--- Begin TASK DATA ---
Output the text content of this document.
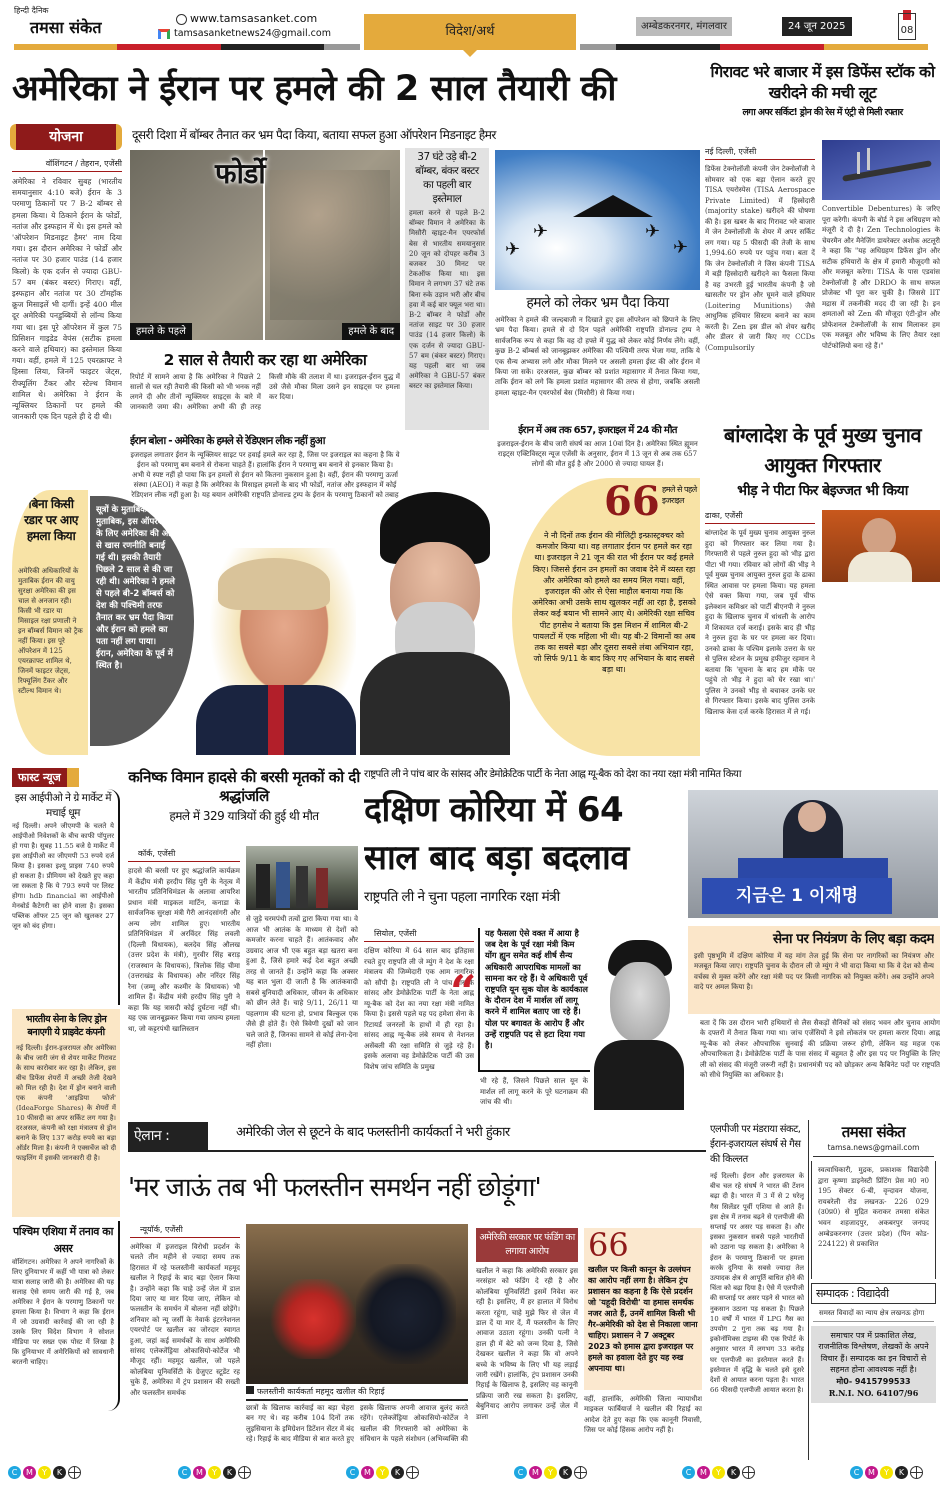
हिन्दी दैनिक
तमसा संकेत	www.tamsasanket.com
tamsasanketnews24@gmail.com	विदेश/अर्थ	अम्बेडकरनगर, मंगलवार	24 जून 2025	08
अमेरिका ने ईरान पर हमले की 2 साल तैयारी की
योजना	दूसरी दिशा में बॉम्बर तैनात कर भ्रम पैदा किया, बताया सफल हुआ ऑपरेशन मिडनाइट हैमर
वॉशिंगटन / तेहरान, एजेंसी
अमेरिका ने रविवार सुबह (भारतीय समयानुसार 4:10 बजे) ईरान के 3 परमाणु ठिकानों पर 7 B-2 बॉम्बर से हमला किया। ये ठिकाने ईरान के फोर्डो, नतांज और इस्फहान में थे। इस हमले को 'ऑपरेशन मिडनाइट हैमर' नाम दिया गया। इस दौरान अमेरिका ने फोर्डो और नतांज पर 30 हजार पाउंड (14 हजार किलो) के एक दर्जन से ज्यादा GBU-57 बम (बंकर बस्टर) गिराए। वहीं, इस्फहान और नतांज पर 30 टॉमहॉक क्रूज मिसाइलें भी दागीं। इन्हें 400 मील दूर अमेरिकी पनडुब्बियों से लॉन्च किया गया था। इस पूरे ऑपरेशन में कुल 75 प्रिसिशन गाइडेड वेपंस (सटीक हमला करने वाले हथियार) का इस्तेमाल किया गया। वहीं, हमले में 125 एयरक्राफ्ट ने हिस्सा लिया, जिनमें फाइटर जेट्स, रीफ्यूलिंग टैंकर और स्टेल्थ विमान शामिल थे। अमेरिका ने ईरान के न्यूक्लियर ठिकानों पर हमले की जानकारी एक दिन पहले ही दे दी थी।
फोर्डो
हमले के पहले	हमले के बाद
37 घंटे उड़े बी-2 बॉम्बर, बंकर बस्टर का पहली बार इस्तेमाल
हमला करने से पहले B-2 बॉम्बर विमान ने अमेरिका के मिसौरी व्हाइट-मैन एयरफोर्स बेस से भारतीय समयानुसार 20 जून को दोपहर करीब 3 बजकर 30 मिनट पर टेकऑफ किया था। इस विमान ने लगभग 37 घंटे तक बिना रुके उड़ान भरी और बीच हवा में कई बार फ्यूल भरा था। B-2 बॉम्बर ने फोर्डो और नतांज साइट पर 30 हजार पाउंड (14 हजार किलो) के एक दर्जन से ज्यादा GBU-57 बम (बंकर बस्टर) गिराए। यह पहली बार था जब अमेरिका ने GBU-57 बंकर बस्टर का इस्तेमाल किया।
✈
✈	✈
✈
हमले को लेकर भ्रम पैदा किया
अमेरिका ने हमले की जल्दबाजी न दिखाते हुए इस ऑपरेशन को छिपाने के लिए भ्रम पैदा किया। हमले से दो दिन पहले अमेरिकी राष्ट्रपति डोनाल्ड ट्रम्प ने सार्वजनिक रूप से कहा कि वह दो हफ्ते में युद्ध को लेकर कोई निर्णय लेंगे। वहीं, कुछ B-2 बॉम्बर्स को जानबूझकर अमेरिका की पश्चिमी तरफ भेजा गया, ताकि ये एक सैन्य अभ्यास लगे और मौका मिलने पर असली हमला ईस्ट की ओर ईरान में किया जा सके। दरअसल, कुछ बॉम्बर को प्रशांत महासागर में तैनात किया गया, ताकि ईरान को लगे कि हमला प्रशांत महासागर की तरफ से होगा, जबकि असली हमला व्हाइट-मैन एयरफोर्स बेस (मिसौरी) से किया गया।
2 साल से तैयारी कर रहा था अमेरिका
रिपोर्ट में सामने आया है कि अमेरिका ने पिछले 2 सालों से चल रही तैयारी की किसी को भी भनक नहीं लगने दी और तीनों न्यूक्लियर साइट्स के बारे में जानकारी जमा की। अमेरिका अभी की ही तरह किसी मौके की तलाश में था। इजराइल-ईरान युद्ध में उसे जैसे मौका मिला उसने इन साइट्स पर हमला कर दिया।
ईरान बोला - अमेरिका के हमले से रेडिएशन लीक नहीं हुआ
इजराइल लगातार ईरान के न्यूक्लियर साइट पर हवाई हमले कर रहा है, जिस पर इजराइल का कहना है कि वे ईरान को परमाणु बम बनाने से रोकना चाहते हैं। हालांकि ईरान ने परमाणु बम बनाने से इनकार किया है। अभी ये स्पष्ट नहीं हो पाया कि इन हमलों से ईरान को कितना नुकसान हुआ है। वहीं, ईरान की परमाणु ऊर्जा संस्था (AEOI) ने कहा है कि अमेरिका के मिसाइल हमलों के बाद भी फोर्डो, नतांज और इस्फहान में कोई रेडिएशन लीक नहीं हुआ है। यह बयान अमेरिकी राष्ट्रपति डोनाल्ड ट्रम्प के ईरान के परमाणु ठिकानों को तबाह
ईरान में अब तक 657, इजराइल में 24 की मौत
इजराइल-ईरान के बीच जारी संघर्ष का आज 10वां दिन है। अमेरिका स्थित ह्यूमन राइट्स एक्टिविस्ट्स न्यूज एजेंसी के अनुसार, ईरान में 13 जून से अब तक 657 लोगों की मौत हुई है और 2000 से ज्यादा घायल हैं।
बिना किसी रडार पर आए हमला किया
अमेरिकी अधिकारियों के मुताबिक ईरान की वायु सुरक्षा अमेरिका की इस चाल से अनजान रही। किसी भी रडार या मिसाइल रक्षा प्रणाली ने इन बॉम्बर्स विमान को ट्रैक नहीं किया। इस पूरे ऑपरेशन में 125 एयरक्राफ्ट शामिल थे, जिनमें फाइटर जेट्स, रिफ्यूलिंग टैंकर और स्टील्थ विमान थे।
सूत्रों के मुताबिक मुताबिक, इस ऑपरेशन के लिए अमेरिका की ओर से खास रणनीति बनाई गई थी। इसकी तैयारी पिछले 2 साल से की जा रही थी। अमेरिका ने हमले से पहले बी-2 बॉम्बर्स को देश की पश्चिमी तरफ तैनात कर भ्रम पैदा किया और ईरान को हमले का पता नहीं लग पाया। ईरान, अमेरिका के पूर्व में स्थित है।
66 हमले से पहले इजराइल
ने नौ दिनों तक ईरान की मीलिट्री इन्फ्रास्ट्रक्चर को कमजोर किया था। वह लगातार ईरान पर हमले कर रहा था। इजराइल ने 21 जून की रात भी ईरान पर कई हमले किए। जिससे ईरान उन हमलों का जवाब देने में व्यस्त रहा और अमेरिका को हमले का समय मिल गया। वहीं, इजराइल की ओर से ऐसा माहौल बनाया गया कि अमेरिका अभी उसके साथ खुलकर नहीं आ रहा है, इसको लेकर कई बयान भी सामने आए थे। अमेरिकी रक्षा सचिव पीट हगसेथ ने बताया कि इस मिशन में शामिल बी-2 पायलटों में एक महिला भी थी। यह बी-2 विमानों का अब तक का सबसे बड़ा और दूसरा सबसे लंबा अभियान रहा, जो सिर्फ 9/11 के बाद किए गए अभियान के बाद सबसे बड़ा था।
गिरावट भरे बाजार में इस डिफेंस स्टॉक को खरीदने की मची लूट
लगा अपर सर्किट! ड्रोन की रेस में एंट्री से मिली रफ्तार
नई दिल्ली, एजेंसी
डिफेंस टेक्नोलॉजी कंपनी जेन टेक्नोलॉजी ने सोमवार को एक बड़ा ऐलान करते हुए TISA एयरोस्पेस (TISA Aerospace Private Limited) में हिस्सेदारी (majority stake) खरीदने की घोषणा की है। इस खबर के बाद गिरावट भरे बाजार में जेन टेक्नोलॉजी के शेयर में अपर सर्किट लग गया। यह 5 फीसदी की तेजी के साथ 1,994.60 रुपये पर पहुंच गया। बता दें कि जेन टेक्नोलॉजी ने जिस कंपनी TISA में बड़ी हिस्सेदारी खरीदने का फैसला किया है वह उभरती हुई भारतीय कंपनी है जो खासतौर पर ड्रोन और घूमने वाले हथियार (Loitering Munitions) जैसे आधुनिक हथियार सिस्टम बनाने का काम करती है। Zen इस डील को शेयर खरीद और डीलर से जारी किए गए CCDs (Compulsorily
Convertible Debentures) के जरिए पूरा करेगी। कंपनी के बोर्ड ने इस अधिग्रहण को मंजूरी दे दी है। Zen Technologies के चेयरमैन और मैनेजिंग डायरेक्टर अशोक अटलूरी ने कहा कि "यह अधिग्रहण डिफेंस ड्रोन और सटीक हथियारों के क्षेत्र में हमारी मौजूदगी को और मजबूत करेगा। TISA के पास एडवांस टेक्नोलॉजी है और DRDO के साथ सफल प्रोजेक्ट भी पूरा कर चुकी है। जिससे IIT मद्रास में तकनीकी मदद दी जा रही है। इन क्षमताओं को Zen की मौजूदा एंटी-ड्रोन और प्रोफेशनल टेक्नोलॉजी के साथ मिलाकर हम एक मजबूत और भविष्य के लिए तैयार रक्षा पोर्टफोलियो बना रहे हैं।"
बांग्लादेश के पूर्व मुख्य चुनाव आयुक्त गिरफ्तार
भीड़ ने पीटा फिर बेइज्जत भी किया
ढाका, एजेंसी
बांग्लादेश के पूर्व मुख्य चुनाव आयुक्त नुरुल हुदा को गिरफ्तार कर लिया गया है। गिरफ्तारी से पहले नुरुल हुदा को भीड़ द्वारा पीटा भी गया। रविवार को लोगों की भीड़ ने पूर्व मुख्य चुनाव आयुक्त नुरुल हुदा के ढाका स्थित आवास पर हमला किया। यह हमला ऐसे वक्त किया गया, जब पूर्व चीफ इलेक्शन कमिश्नर को पार्टी बीएनपी ने नुरुल हुदा के खिलाफ चुनाव में धांधली के आरोप में शिकायत दर्ज कराई। इसके बाद ही भीड़ ने नुरुल हुदा के घर पर हमला कर दिया। उनको ढाका के पश्चिम इलाके उत्तरा के घर से पुलिस स्टेशन के प्रमुख हफीजुर रहमान ने बताया कि 'सूचना के बाद हम मौके पर पहुंचे तो भीड़ ने हुदा को घेर रखा था।' पुलिस ने उनको भीड़ से बचाकर उनके घर से गिरफ्तार किया। इसके बाद पुलिस उनके खिलाफ केस दर्ज करके हिरासत में ले गई।
फास्ट न्यूज
इस आईपीओ ने ग्रे मार्केट में मचाई धूम
नई दिल्ली। अपने जीएमपी के चलते ये आईपीओ निवेशकों के बीच काफी पॉपुलर हो गया है। सुबह 11.55 बजे ग्रे मार्केट में इस आईपीओ का जीएमपी 53 रुपये दर्ज किया है। इसका इश्यू प्राइस 740 रुपये हो सकता है। प्रीमियम को देखते हुए कहा जा सकता है कि ये 793 रुपये पर लिस्ट होगा। hdb financial का आईपीओ मेनबोर्ड कैटेगरी का होने वाला है। इसका पब्लिक ऑफर 25 जून को खुलकर 27 जून को बंद होगा।
भारतीय सेना के लिए ड्रोन बनाएगी ये प्राइवेट कंपनी
नई दिल्ली। ईरान-इजरायल और अमेरिका के बीच जारी जंग से शेयर मार्केट गिरावट के साथ कारोबार कर रहा है। लेकिन, इस बीच डिफेंस शेयरों में अच्छी तेजी देखने को मिल रही है। देश में ड्रोन बनाने वाली एक कंपनी 'आइडिया फोर्ज' (IdeaForge Shares) के शेयरों में 10 फीसदी का अपर सर्किट लग गया है। दरअसल, कंपनी को रक्षा मंत्रालय से ड्रोन बनाने के लिए 137 करोड़ रुपये का बड़ा ऑर्डर मिला है। कंपनी ने एक्सचेंज को दी फाइलिंग में इसकी जानकारी दी है।
पश्चिम एशिया में तनाव का असर
वॉशिंगटन। अमेरिका ने अपने नागरिकों के लिए दुनियाभर में कहीं भी यात्रा को लेकर यात्रा सलाह जारी की है। अमेरिका की यह सलाह ऐसे समय जारी की गई है, जब अमेरिका ने ईरान के परमाणु ठिकानों पर हमला किया है। विभाग ने कहा कि ईरान में जो उग्रवादी कार्रवाई की जा रही है उसके लिए विदेश विभाग ने सोशल मीडिया पर सख्त एक पोस्ट में लिखा है कि दुनियाभर में अमेरिकियों को सावधानी बरतनी चाहिए।
कनिष्क विमान हादसे की बरसी मृतकों को दी श्रद्धांजलि
हमले में 329 यात्रियों की हुई थी मौत
कॉर्क, एजेंसी
हादसे की बरसी पर हुए श्रद्धांजलि कार्यक्रम में केंद्रीय मंत्री हरदीप सिंह पुरी के नेतृत्व में भारतीय प्रतिनिधिमंडल के अलावा आयरिश प्रधान मंत्री माइकल मार्टिन, कनाडा के सार्वजनिक सुरक्षा मंत्री गैरी आनंदसांगरी और अन्य लोग शामिल हुए। भारतीय प्रतिनिधिमंडल में अरविंदर सिंह लवली (दिल्ली विधायक), बलदेव सिंह औलख (उत्तर प्रदेश के मंत्री), गुरवीर सिंह बराड़ (राजस्थान के विधायक), त्रिलोक सिंह चीमा (उत्तराखंड के विधायक) और नरिंदर सिंह रैना (जम्मू और कश्मीर के विधायक) भी शामिल हैं। केंद्रीय मंत्री हरदीप सिंह पुरी ने कहा कि यह त्रासदी कोई दुर्घटना नहीं थी। यह एक जानबूझकर किया गया जघन्य हमला था, जो कट्टरपंथी खालिस्तान
से जुड़े चरमपंथी तत्वों द्वारा किया गया था। वे आज भी आतंक के माध्यम से देशों को कमजोर करना चाहते हैं। आतंकवाद और उग्रवाद आज भी एक बहुत बड़ा खतरा बना हुआ है, जिसे हमारे कई देश बहुत अच्छी तरह से जानते हैं। उन्होंने कहा कि अक्सर यह बात भुला दी जाती है कि आतंकवादी सबसे बुनियादी अधिकार, जीवन के अधिकार को छीन लेते हैं। चाहे 9/11, 26/11 या पहलगाम की घटना हो, प्रभाव बिल्कुल एक जैसे ही होते हैं। ऐसे त्रिवेणी दुखों को जान चले जाते हैं, जिनका सामने से कोई लेना-देना नहीं होता।
राष्ट्रपति ली ने पांच बार के सांसद और डेमोक्रेटिक पार्टी के नेता आह्न ग्यू-बैक को देश का नया रक्षा मंत्री नामित किया
दक्षिण कोरिया में 64 साल बाद बड़ा बदलाव
राष्ट्रपति ली ने चुना पहला नागरिक रक्षा मंत्री	지금은 1 이재명
सियोल, एजेंसी
दक्षिण कोरिया में 64 साल बाद इतिहास रचते हुए राष्ट्रपति ली जे म्युंग ने देश के रक्षा मंत्रालय की जिम्मेदारी एक आम नागरिक को सौंपी है। राष्ट्रपति ली ने पांच बार के सांसद और डेमोक्रेटिक पार्टी के नेता आह्न ग्यू-बैक को देश का नया रक्षा मंत्री नामित किया है। इससे पहले यह पद हमेशा सेना के रिटायर्ड जनरलों के हाथों में ही रहा है। सांसद आह्न ग्यू-बैक लंबे समय से नेशनल असेंबली की रक्षा समिति से जुड़े रहे हैं। इसके अलावा वह डेमोक्रेटिक पार्टी की उस विशेष जांच समिति के प्रमुख
“
यह फैसला ऐसे वक्त में आया है जब देश के पूर्व रक्षा मंत्री किम योंग ह्युन समेत कई शीर्ष सैन्य अधिकारी आपराधिक मामलों का सामना कर रहे हैं। ये अधिकारी पूर्व राष्ट्रपति यून सुक योल के कार्यकाल के दौरान देश में मार्शल लॉ लागू करने में शामिल बताए जा रहे हैं। योल पर बगावत के आरोप हैं और उन्हें राष्ट्रपति पद से हटा दिया गया है।
भी रहे हैं, जिसने पिछले साल यून के मार्शल लॉ लागू करने के पूरे घटनाक्रम की जांच की थी।
सेना पर नियंत्रण के लिए बड़ा कदम
इसी पृष्ठभूमि में दक्षिण कोरिया में यह मांग तेज हुई कि सेना पर नागरिकों का नियंत्रण और मजबूत किया जाए। राष्ट्रपति चुनाव के दौरान ली जे म्युंग ने भी वादा किया था कि वे देश को सैन्य वर्चस्व से मुक्त करेंगे और रक्षा मंत्री पद पर किसी नागरिक को नियुक्त करेंगे। अब उन्होंने अपने वादे पर अमल किया है।
बता दें कि उस दौरान भारी हथियारों से लैस सैकड़ों सैनिकों को संसद भवन और चुनाव आयोग के दफ्तरों में तैनात किया गया था। जांच एजेंसियों ने इसे लोकतंत्र पर हमला करार दिया। आह्न ग्यू-बैक को लेकर औपचारिक सुनवाई की प्रक्रिया जरूर होगी, लेकिन यह महज एक औपचारिकता है। डेमोक्रेटिक पार्टी के पास संसद में बहुमत है और इस पद पर नियुक्ति के लिए ली को संसद की मंजूरी जरूरी नहीं है। प्रधानमंत्री पद को छोड़कर अन्य कैबिनेट पदों पर राष्ट्रपति को सीधे नियुक्ति का अधिकार है।
ऐलान :	अमेरिकी जेल से छूटने के बाद फलस्तीनी कार्यकर्ता ने भरी हुंकार
'मर जाऊं तब भी फलस्तीन समर्थन नहीं छोड़ूंगा'
न्यूयॉर्क, एजेंसी
अमेरिका में इजराइल विरोधी प्रदर्शन के चलते तीन महीने से ज्यादा समय तक हिरासत में रहे फलस्तीनी कार्यकर्ता महमूद खलील ने रिहाई के बाद बड़ा ऐलान किया है। उन्होंने कहा कि चाहे उन्हें जेल में डाल दिया जाए या मार दिया जाए, लेकिन वो फलस्तीन के समर्थन में बोलना नहीं छोड़ेंगे। शनिवार को न्यू जर्सी के नेवार्क इंटरनेशनल एयरपोर्ट पर खलील का जोरदार स्वागत हुआ, जहां कई समर्थकों के साथ अमेरिकी सांसद एलेक्जेंड्रिया ओकासियो-कोर्टेज भी मौजूद रहीं। महमूद खलील, जो पहले कोलंबिया यूनिवर्सिटी के ग्रेजुएट स्टूडेंट रह चुके हैं, अमेरिका में ट्रंप प्रशासन की सख्ती और फलस्तीन समर्थक	फलस्तीनी कार्यकर्ता महमूद खलील की रिहाई
छात्रों के खिलाफ कार्रवाई का बड़ा चेहरा बन गए थे। वह करीब 104 दिनों तक लुइसियाना के इमिग्रेशन डिटेंशन सेंटर में बंद रहे। रिहाई के बाद मीडिया से बात करते हुए
इसके खिलाफ अपनी आवाज बुलंद करते रहेंगे। एलेक्जेंड्रिया ओकासियो-कोर्टेज ने खलील की गिरफ्तारी को अमेरिका के संविधान के पहले संशोधन (अभिव्यक्ति की
अमेरिकी सरकार पर फंडिंग का लगाया आरोप
खलील ने कहा कि अमेरिकी सरकार इस नरसंहार को फंडिंग दे रही है और कोलंबिया यूनिवर्सिटी इसमें निवेश कर रही है। इसलिए, मैं हर हालात में विरोध करता रहूंगा, चाहे मुझे फिर से जेल में डाल दें या मार दें, मैं फलस्तीन के लिए आवाज उठाता रहूंगा। उनकी पत्नी ने हाल ही में बेटे को जन्म दिया है, जिसे देखकर खलील ने कहा कि वो अपने बच्चे के भविष्य के लिए भी यह लड़ाई जारी रखेंगे। हालांकि, ट्रंप प्रशासन उनकी रिहाई के खिलाफ है, इसलिए वह कानूनी प्रक्रिया जारी रख सकता है। इसलिए, बेबुनियाद आरोप लगाकर उन्हें जेल में डाला
66
खलील पर किसी कानून के उल्लंघन का आरोप नहीं लगा है। लेकिन ट्रंप प्रशासन का कहना है कि ऐसे प्रदर्शन जो 'यहूदी विरोधी' या हमास समर्थक नजर आते हैं, उनमें शामिल किसी भी गैर-अमेरिकी को देश से निकाला जाना चाहिए। प्रशासन ने 7 अक्टूबर 2023 को हमास द्वारा इजराइल पर हमले का हवाला देते हुए यह रुख अपनाया था।
वहीं, हालांकि, अमेरिकी जिला न्यायाधीश माइकल फार्बियार्ज ने खलील की रिहाई का आदेश देते हुए कहा कि एक कानूनी निवासी, जिस पर कोई हिंसक आरोप नहीं है।
एलपीजी पर मंडराया संकट, ईरान-इजरायल संघर्ष से गैस की किल्लत
नई दिल्ली। ईरान और इजरायल के बीच चल रहे संघर्ष ने भारत की टेंशन बढ़ा दी है। भारत में 3 में से 2 घरेलू गैस सिलेंडर पूर्वी एशिया से आते हैं। इस क्षेत्र में तनाव बढ़ने से एलपीजी की सप्लाई पर असर पड़ सकता है। और इसका नुकसान सबसे पहले भारतीयों को उठाना पड़ सकता है। अमेरिका ने ईरान के परमाणु ठिकानों पर हमला करके दुनिया के सबसे ज्यादा तेल उत्पादक क्षेत्र से आपूर्ति बाधित होने की चिंता को बढ़ा दिया है। ऐसे में एलपीजी की सप्लाई पर असर पड़ने से भारत को नुकसान उठाना पड़ सकता है। पिछले 10 वर्षों में भारत में LPG गैस का उपयोग 2 गुना तक बढ़ गया है। इकोनॉमिक्स टाइम्स की एक रिपोर्ट के अनुसार भारत में लगभग 33 करोड़ घर एलपीजी का इस्तेमाल करते हैं। इस्तेमाल में वृद्धि के चलते इसे दूसरे देशों से आयात करना पड़ता है। भारत 66 फीसदी एलपीजी आयात करता है।
तमसा संकेत
tamsa.news@gmail.com
स्वत्वाधिकारी, मुद्रक, प्रकाशक विद्यादेवी द्वारा कृष्णा डाइनेस्टी प्रिंटिंग प्रेस म0 न0 195 सेक्टर 6-बी, वृन्दावन योजना, रायबरेली रोड लखनऊ- 226 029 (उ0प्र0) से मुद्रित कराकर तमसा संकेत भवन शहजादपुर, अकबरपुर जनपद अम्बेडकरनगर (उत्तर प्रदेश) (पिन कोड- 224122) से प्रकाशित
सम्पादक : विद्यादेवी
समस्त विवादों का न्याय क्षेत्र लखनऊ होगा
समाचार पत्र में प्रकाशित लेख, राजनीतिक विश्लेषण, लेखकों के अपने विचार हैं। सम्पादक का इन विचारों से सहमत होना आवश्यक नहीं है।
मो0- 9415799533
R.N.I. NO. 64107/96
C	M	Y	K	C	M	Y	K	C	M	Y	K	C	M	Y	K	C	M	Y	K	C	M	Y	K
--- End TASK DATA ---
| DIRECTIONS FOR THIS TASK |
From the data, collect all lines where the string "लखनऊ" appears.

| ANSWER BELOW |
स्वत्वाधिकारी, मुद्रक, प्रकाशक विद्यादेवी द्वारा कृष्णा डाइनेस्टी प्रिंटिंग प्रेस म0 न0 195 सेक्टर 6-बी, वृन्दावन योजना, रायबरेली रोड लखनऊ- 226 029 (उ0प्र0) से मुद्रित कराकर तमसा संकेत भवन शहजादपुर, अकबरपुर जनपद अम्बेडकरनगर (उत्तर प्रदेश) (पिन कोड- 224122) से प्रकाशित
समस्त विवादों का न्याय क्षेत्र लखनऊ होगा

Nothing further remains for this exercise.